■ REQUIREMENT ■
Among the lines of this listing, determine how many contain the string "участке". Answer with the number only.

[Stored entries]
○ ○ ○ ○ ○
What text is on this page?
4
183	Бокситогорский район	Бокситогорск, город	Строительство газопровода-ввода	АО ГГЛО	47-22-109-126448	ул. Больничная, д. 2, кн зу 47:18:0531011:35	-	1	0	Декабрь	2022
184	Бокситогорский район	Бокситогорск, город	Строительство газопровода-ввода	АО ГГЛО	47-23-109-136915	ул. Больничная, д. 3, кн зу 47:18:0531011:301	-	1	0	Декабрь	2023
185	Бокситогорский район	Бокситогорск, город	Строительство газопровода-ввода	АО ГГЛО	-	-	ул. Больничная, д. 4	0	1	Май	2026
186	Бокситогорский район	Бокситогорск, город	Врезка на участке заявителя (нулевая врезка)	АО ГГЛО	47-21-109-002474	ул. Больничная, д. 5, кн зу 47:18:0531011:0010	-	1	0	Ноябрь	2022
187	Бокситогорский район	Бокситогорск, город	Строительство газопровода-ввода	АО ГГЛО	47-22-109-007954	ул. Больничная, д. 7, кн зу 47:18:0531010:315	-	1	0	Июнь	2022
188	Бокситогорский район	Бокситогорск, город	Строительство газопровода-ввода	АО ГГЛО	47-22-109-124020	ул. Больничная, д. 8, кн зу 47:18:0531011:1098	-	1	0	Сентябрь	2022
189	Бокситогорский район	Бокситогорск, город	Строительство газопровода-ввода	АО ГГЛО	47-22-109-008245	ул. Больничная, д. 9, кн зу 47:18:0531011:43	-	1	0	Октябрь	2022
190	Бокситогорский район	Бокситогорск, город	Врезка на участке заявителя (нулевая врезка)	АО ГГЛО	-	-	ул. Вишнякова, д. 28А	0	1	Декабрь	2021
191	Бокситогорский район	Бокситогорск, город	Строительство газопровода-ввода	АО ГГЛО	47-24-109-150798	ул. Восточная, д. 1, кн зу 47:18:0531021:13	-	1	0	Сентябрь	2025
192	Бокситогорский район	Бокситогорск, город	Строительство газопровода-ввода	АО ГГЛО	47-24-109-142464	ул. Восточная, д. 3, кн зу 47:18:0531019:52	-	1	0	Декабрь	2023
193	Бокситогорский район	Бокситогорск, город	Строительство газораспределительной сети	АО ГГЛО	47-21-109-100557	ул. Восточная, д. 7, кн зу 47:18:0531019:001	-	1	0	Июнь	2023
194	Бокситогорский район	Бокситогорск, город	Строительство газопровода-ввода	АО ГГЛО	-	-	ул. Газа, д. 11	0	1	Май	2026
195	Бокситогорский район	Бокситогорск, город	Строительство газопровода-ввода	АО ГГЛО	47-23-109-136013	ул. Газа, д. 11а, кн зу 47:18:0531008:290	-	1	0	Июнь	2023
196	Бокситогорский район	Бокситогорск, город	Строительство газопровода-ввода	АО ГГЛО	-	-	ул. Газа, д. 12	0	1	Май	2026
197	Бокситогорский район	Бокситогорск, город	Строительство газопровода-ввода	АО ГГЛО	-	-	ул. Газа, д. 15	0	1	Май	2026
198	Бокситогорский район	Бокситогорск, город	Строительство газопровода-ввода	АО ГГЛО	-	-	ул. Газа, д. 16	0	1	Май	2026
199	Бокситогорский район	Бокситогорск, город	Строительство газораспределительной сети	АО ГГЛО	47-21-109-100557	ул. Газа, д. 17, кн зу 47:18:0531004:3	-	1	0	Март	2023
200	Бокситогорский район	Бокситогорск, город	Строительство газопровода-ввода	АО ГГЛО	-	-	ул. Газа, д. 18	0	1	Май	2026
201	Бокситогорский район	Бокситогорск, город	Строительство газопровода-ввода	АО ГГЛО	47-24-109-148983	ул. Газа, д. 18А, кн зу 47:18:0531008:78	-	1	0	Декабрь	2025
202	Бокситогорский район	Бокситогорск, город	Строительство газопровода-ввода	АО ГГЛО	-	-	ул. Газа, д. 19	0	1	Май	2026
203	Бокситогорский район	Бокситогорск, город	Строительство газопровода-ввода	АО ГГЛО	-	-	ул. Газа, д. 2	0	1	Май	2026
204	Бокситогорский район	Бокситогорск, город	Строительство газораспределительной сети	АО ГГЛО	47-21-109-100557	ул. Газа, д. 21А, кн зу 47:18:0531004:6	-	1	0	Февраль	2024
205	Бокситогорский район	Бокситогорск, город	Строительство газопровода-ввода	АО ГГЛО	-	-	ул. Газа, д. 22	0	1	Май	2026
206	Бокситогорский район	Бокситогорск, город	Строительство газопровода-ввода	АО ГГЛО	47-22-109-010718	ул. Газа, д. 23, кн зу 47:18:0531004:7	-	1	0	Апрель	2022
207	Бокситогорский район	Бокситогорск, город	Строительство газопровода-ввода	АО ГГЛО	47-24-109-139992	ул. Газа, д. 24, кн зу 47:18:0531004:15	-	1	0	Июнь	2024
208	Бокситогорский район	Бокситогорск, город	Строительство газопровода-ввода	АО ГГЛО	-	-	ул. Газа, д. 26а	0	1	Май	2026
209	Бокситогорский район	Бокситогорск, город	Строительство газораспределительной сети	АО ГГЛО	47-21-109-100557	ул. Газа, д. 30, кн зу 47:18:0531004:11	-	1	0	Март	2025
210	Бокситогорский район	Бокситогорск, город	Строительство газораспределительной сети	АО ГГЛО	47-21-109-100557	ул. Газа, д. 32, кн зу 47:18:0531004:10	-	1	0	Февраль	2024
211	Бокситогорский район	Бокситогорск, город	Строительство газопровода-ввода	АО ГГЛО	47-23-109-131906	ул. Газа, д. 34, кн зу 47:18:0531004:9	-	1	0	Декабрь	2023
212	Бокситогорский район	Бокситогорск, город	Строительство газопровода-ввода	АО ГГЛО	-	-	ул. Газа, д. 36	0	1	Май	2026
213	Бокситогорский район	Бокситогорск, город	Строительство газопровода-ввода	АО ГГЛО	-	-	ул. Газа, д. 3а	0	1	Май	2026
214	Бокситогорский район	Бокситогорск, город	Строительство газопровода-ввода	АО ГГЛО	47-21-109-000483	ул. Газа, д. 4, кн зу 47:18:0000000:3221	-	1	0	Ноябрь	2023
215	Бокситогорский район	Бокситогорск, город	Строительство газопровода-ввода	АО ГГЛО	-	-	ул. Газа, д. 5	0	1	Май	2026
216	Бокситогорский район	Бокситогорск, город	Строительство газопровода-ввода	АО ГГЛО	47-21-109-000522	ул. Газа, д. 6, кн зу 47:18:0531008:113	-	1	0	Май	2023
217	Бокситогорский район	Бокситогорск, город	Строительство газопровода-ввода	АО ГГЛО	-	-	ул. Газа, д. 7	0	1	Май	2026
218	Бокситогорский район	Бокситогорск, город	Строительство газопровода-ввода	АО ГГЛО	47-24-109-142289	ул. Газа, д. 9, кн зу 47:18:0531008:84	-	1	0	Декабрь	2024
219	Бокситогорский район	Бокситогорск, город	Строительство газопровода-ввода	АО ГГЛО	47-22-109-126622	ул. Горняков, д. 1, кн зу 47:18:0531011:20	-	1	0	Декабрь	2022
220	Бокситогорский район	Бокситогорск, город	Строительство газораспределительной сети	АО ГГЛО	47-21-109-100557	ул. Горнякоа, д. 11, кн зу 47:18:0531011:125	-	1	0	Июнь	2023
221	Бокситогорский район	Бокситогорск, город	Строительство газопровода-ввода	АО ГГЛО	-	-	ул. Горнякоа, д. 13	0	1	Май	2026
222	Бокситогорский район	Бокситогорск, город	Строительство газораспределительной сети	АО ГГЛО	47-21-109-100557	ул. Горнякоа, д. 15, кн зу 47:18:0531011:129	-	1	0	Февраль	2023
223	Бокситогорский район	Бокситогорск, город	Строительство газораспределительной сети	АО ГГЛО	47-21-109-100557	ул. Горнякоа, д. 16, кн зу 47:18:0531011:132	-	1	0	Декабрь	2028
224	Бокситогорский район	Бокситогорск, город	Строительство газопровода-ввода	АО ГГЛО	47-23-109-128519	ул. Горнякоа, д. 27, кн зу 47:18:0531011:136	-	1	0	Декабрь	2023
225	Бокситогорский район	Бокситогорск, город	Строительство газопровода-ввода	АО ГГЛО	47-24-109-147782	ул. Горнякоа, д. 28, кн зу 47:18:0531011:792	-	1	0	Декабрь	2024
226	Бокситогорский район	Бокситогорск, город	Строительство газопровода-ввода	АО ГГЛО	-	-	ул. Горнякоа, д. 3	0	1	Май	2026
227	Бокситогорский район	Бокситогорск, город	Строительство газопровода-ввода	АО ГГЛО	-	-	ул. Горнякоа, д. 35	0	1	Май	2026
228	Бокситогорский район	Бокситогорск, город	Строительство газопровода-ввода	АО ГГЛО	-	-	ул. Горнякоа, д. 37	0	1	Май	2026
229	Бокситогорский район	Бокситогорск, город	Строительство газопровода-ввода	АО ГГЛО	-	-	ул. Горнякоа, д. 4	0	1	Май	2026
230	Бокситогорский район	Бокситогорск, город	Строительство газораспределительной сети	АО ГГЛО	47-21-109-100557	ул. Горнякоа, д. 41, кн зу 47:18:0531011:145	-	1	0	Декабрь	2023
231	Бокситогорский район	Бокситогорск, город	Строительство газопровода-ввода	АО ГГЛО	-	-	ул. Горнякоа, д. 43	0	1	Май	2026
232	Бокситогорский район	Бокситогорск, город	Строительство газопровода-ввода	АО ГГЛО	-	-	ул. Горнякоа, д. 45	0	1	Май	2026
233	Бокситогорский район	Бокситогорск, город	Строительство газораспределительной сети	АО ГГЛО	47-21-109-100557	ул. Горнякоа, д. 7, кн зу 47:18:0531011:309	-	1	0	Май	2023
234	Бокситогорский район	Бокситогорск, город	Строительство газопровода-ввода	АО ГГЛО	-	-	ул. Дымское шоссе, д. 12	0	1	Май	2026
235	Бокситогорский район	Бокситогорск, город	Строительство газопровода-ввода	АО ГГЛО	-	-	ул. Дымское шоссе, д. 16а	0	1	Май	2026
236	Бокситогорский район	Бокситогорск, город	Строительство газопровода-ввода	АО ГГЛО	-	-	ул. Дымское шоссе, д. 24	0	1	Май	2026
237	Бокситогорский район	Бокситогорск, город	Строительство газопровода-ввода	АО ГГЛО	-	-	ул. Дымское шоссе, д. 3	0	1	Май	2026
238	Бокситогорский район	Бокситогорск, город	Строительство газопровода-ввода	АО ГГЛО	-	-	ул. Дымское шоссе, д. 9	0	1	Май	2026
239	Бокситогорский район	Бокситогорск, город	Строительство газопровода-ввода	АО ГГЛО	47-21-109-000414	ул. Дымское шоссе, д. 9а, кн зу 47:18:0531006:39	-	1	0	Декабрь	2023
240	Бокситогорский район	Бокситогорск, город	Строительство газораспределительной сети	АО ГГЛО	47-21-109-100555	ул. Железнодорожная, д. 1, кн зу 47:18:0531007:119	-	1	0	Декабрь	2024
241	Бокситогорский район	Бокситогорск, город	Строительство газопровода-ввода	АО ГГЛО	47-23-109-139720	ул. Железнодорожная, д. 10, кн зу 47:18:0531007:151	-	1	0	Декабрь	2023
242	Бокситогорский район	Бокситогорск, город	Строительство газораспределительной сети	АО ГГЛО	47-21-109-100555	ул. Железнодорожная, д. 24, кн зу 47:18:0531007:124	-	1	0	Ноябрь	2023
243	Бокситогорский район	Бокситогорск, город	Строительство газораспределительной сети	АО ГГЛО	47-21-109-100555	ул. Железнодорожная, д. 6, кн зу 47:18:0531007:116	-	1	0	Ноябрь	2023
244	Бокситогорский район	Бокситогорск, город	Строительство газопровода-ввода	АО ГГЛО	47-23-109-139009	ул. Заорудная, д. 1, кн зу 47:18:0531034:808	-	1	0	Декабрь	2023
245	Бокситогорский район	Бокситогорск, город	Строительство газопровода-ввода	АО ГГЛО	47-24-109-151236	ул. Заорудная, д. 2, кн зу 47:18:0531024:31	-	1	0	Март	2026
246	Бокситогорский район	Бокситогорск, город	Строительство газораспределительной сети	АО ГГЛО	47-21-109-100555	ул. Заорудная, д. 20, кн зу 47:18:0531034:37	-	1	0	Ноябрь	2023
○ ○ ○ ○ ○
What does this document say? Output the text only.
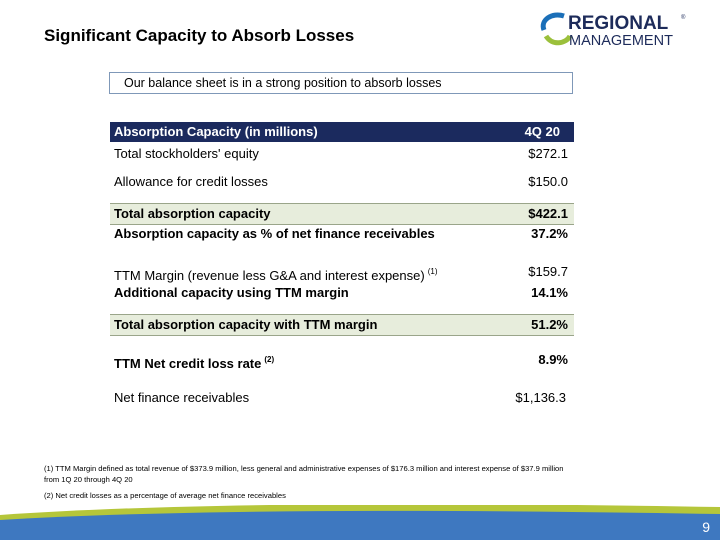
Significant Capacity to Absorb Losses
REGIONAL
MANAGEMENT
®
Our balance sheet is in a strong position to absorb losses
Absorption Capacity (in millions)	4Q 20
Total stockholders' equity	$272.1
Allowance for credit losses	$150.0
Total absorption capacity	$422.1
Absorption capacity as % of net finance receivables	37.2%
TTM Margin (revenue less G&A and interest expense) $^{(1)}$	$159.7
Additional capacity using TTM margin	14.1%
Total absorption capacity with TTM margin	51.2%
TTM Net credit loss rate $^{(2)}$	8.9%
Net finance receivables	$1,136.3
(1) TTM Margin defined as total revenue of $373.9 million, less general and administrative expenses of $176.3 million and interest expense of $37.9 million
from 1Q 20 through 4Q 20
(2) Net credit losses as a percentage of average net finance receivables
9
○ ○ ○ ○ ○
■ EXERCISE SOLUTION ■
2